What is expected = Show all lines holding the string "fields".

Dataset content =
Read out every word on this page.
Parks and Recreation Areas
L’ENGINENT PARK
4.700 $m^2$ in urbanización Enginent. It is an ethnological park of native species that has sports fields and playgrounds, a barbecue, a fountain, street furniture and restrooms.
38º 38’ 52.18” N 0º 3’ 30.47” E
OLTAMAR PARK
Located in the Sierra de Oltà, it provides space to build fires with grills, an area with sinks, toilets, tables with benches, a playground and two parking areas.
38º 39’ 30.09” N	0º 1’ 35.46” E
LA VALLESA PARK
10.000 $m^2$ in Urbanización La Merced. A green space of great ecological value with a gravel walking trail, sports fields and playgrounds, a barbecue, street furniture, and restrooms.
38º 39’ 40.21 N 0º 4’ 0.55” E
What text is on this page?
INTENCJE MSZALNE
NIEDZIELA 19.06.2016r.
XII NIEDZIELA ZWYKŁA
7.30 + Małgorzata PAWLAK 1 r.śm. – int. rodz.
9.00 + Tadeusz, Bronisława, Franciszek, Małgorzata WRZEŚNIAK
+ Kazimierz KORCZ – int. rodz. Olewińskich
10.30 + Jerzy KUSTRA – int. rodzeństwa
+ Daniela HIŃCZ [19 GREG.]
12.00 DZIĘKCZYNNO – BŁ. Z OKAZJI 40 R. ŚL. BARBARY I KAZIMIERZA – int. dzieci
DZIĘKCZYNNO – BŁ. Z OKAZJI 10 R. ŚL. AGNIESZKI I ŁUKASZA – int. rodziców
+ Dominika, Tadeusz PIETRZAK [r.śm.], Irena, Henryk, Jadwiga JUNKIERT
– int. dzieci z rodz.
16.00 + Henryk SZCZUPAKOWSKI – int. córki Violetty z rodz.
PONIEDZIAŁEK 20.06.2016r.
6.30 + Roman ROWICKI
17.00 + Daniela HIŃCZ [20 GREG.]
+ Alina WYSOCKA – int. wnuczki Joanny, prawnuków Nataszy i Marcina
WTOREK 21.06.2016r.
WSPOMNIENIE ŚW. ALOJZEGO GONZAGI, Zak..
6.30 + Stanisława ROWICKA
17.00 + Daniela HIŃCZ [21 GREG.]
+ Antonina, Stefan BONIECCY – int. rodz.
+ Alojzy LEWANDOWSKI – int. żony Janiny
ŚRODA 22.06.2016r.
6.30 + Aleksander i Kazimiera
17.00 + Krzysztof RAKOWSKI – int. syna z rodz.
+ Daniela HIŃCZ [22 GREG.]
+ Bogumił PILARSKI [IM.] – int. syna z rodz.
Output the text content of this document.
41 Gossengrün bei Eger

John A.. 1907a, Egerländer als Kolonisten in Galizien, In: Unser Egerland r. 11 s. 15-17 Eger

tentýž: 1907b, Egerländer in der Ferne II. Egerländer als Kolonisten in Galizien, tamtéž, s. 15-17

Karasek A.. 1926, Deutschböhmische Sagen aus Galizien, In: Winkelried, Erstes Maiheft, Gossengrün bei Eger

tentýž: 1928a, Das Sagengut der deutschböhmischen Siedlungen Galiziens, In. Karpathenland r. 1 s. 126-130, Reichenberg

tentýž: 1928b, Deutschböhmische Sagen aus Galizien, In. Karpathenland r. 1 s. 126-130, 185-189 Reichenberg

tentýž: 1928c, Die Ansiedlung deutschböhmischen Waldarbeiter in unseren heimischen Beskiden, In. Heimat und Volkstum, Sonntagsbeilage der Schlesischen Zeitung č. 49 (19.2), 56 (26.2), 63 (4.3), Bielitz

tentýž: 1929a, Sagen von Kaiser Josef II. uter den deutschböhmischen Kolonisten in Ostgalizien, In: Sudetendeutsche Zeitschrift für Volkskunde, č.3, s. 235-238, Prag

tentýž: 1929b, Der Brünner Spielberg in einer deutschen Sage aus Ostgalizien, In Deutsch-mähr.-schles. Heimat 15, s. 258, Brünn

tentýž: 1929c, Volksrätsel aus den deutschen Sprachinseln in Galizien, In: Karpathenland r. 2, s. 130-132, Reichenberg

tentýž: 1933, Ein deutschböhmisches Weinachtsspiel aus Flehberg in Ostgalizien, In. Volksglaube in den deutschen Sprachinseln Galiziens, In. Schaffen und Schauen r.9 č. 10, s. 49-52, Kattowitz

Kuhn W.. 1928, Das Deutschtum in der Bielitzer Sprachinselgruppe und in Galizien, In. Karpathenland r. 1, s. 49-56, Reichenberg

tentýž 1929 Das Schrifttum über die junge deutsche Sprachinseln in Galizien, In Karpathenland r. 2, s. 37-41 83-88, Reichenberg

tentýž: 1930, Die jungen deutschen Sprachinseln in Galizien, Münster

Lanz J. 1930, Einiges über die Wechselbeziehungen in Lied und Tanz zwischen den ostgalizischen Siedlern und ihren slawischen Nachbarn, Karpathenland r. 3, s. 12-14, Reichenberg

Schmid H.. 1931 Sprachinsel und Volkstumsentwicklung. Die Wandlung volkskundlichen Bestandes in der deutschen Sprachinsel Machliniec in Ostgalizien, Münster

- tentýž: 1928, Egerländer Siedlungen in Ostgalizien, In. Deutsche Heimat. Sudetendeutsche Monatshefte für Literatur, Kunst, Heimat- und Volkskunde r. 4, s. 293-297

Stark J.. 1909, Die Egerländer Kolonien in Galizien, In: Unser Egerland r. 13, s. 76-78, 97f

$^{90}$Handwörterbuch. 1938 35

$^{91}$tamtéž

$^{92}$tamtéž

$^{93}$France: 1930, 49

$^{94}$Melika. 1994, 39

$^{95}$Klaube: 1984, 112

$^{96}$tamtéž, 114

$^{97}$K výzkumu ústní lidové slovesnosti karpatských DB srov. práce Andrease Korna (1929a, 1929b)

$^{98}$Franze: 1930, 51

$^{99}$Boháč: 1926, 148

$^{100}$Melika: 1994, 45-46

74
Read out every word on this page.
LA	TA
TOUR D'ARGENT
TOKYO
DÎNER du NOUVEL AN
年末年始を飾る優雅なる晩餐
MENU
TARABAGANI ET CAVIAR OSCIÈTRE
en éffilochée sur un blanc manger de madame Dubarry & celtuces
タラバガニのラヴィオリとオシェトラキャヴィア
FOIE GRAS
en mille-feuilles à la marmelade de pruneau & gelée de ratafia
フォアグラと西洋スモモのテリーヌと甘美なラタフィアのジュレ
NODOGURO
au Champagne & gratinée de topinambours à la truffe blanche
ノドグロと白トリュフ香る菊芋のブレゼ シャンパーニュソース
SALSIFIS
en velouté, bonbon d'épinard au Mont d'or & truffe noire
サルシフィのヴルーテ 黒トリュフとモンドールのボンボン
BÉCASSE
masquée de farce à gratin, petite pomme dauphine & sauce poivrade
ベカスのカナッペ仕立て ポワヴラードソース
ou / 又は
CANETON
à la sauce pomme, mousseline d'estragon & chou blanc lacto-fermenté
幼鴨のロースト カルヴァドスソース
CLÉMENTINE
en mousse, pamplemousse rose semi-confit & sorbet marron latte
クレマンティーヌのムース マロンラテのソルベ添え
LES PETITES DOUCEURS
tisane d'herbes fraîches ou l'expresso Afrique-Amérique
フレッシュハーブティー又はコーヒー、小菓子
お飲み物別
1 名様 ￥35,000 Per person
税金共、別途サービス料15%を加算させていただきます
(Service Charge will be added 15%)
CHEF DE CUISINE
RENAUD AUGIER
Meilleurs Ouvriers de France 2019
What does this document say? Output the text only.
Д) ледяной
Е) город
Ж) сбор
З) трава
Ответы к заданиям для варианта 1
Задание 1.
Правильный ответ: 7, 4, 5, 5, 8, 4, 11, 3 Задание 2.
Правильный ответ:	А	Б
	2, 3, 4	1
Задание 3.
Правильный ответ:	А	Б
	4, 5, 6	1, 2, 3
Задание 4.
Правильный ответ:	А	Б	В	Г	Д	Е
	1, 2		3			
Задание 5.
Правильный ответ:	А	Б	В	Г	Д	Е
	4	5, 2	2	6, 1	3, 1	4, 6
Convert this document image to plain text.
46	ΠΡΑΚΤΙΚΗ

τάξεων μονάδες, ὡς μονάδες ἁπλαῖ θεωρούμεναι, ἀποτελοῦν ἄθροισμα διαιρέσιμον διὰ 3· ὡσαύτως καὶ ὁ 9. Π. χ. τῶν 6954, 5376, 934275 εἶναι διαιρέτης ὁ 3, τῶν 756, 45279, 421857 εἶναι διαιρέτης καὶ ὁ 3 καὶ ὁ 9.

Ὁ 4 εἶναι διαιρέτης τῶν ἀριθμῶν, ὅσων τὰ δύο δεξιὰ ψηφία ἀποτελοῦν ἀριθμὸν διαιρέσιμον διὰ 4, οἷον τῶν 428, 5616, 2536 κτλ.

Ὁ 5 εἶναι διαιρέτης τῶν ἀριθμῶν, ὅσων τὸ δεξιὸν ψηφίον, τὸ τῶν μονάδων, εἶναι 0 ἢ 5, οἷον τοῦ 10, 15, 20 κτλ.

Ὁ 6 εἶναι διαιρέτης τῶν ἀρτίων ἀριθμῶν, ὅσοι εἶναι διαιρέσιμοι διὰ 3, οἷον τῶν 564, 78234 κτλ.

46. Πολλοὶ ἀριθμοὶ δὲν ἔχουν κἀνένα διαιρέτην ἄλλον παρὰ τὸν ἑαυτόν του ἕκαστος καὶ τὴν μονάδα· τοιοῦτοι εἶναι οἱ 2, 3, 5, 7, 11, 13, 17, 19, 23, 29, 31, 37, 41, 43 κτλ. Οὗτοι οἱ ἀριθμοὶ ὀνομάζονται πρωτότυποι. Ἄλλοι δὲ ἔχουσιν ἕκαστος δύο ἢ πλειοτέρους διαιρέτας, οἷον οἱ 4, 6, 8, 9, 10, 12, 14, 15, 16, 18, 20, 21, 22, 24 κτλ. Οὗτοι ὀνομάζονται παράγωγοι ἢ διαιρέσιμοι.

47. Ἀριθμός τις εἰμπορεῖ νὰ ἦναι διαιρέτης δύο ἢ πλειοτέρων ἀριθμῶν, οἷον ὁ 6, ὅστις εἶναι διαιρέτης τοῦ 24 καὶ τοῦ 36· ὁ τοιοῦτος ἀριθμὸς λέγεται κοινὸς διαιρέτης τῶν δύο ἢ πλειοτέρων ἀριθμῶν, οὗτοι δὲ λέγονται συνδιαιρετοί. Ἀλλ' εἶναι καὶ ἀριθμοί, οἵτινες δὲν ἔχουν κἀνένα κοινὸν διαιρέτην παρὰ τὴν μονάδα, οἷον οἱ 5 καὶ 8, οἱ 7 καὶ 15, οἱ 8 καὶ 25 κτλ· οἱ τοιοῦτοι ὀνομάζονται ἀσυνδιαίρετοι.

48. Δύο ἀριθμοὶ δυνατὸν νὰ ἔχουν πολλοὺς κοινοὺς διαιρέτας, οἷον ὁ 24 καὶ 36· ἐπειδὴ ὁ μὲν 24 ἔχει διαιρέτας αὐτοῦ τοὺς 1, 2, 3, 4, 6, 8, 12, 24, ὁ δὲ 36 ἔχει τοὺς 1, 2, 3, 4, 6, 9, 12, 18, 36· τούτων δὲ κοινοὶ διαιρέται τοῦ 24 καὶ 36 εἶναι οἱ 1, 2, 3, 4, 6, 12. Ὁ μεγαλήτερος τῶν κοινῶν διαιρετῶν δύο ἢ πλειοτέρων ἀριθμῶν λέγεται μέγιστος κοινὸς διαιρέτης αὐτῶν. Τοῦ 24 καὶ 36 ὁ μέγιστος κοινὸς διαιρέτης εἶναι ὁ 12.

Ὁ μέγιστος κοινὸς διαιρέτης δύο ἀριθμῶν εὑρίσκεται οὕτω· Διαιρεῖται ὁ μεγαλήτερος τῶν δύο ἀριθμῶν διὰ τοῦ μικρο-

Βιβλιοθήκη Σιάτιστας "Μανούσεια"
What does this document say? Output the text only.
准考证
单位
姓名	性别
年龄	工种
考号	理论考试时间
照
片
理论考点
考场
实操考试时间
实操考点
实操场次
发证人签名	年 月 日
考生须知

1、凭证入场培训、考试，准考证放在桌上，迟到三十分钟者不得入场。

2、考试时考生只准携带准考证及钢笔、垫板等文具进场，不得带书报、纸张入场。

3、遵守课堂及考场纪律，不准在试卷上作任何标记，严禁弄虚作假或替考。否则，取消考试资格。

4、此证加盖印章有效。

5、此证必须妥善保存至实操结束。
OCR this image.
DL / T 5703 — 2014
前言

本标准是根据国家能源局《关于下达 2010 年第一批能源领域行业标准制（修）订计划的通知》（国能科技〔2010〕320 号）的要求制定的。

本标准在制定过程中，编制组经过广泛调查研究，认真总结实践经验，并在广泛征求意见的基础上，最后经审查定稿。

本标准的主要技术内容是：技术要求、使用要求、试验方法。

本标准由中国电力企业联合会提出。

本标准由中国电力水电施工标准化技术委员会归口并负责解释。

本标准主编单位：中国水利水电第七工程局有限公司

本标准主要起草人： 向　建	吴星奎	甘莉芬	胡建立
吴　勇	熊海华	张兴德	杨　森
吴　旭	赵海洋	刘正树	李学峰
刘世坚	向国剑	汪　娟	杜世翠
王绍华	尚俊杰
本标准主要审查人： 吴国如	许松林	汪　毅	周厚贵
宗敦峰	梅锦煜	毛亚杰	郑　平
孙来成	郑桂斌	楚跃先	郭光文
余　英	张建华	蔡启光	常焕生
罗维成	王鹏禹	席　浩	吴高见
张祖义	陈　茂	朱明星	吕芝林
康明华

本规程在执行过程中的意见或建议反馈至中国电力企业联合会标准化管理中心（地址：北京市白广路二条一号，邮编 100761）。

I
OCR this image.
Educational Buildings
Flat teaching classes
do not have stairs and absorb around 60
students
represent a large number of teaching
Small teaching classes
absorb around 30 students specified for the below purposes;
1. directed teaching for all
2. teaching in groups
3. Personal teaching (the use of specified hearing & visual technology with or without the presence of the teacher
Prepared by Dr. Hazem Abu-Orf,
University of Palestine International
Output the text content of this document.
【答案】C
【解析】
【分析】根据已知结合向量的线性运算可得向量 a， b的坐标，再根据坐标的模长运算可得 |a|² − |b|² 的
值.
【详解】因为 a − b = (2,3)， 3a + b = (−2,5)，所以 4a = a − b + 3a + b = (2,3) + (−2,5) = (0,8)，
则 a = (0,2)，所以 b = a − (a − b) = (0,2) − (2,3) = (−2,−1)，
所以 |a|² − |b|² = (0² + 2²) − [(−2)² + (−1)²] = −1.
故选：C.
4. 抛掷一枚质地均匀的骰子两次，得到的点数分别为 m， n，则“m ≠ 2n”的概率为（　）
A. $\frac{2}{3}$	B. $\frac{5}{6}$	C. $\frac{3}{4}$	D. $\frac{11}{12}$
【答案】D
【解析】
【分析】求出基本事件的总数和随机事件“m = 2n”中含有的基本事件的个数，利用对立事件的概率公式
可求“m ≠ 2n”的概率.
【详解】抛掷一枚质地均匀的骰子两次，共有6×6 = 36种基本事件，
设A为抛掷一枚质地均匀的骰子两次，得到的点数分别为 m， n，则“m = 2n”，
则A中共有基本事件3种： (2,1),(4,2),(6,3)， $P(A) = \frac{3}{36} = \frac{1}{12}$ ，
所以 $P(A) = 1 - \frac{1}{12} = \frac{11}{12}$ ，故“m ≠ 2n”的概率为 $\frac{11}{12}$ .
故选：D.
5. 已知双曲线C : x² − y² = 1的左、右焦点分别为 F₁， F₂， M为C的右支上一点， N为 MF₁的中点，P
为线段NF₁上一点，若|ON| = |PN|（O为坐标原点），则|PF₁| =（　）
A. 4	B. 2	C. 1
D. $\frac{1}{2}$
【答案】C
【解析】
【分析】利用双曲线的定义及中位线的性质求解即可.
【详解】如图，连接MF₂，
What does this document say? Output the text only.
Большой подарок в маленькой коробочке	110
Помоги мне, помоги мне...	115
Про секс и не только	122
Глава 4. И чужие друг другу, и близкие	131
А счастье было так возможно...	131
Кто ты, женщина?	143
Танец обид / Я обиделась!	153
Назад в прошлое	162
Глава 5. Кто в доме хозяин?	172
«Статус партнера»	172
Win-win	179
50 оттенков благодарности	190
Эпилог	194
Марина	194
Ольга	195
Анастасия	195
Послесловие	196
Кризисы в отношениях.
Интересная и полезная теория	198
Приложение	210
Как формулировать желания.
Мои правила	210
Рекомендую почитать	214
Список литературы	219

Response to this exercise =
4.700 $m^2$ in urbanización Enginent. It is an ethnological park of native species that has sports fields and playgrounds, a barbecue, a fountain, street furniture and restrooms.
10.000 $m^2$ in Urbanización La Merced. A green space of great ecological value with a gravel walking trail, sports fields and playgrounds, a barbecue, street furniture, and restrooms.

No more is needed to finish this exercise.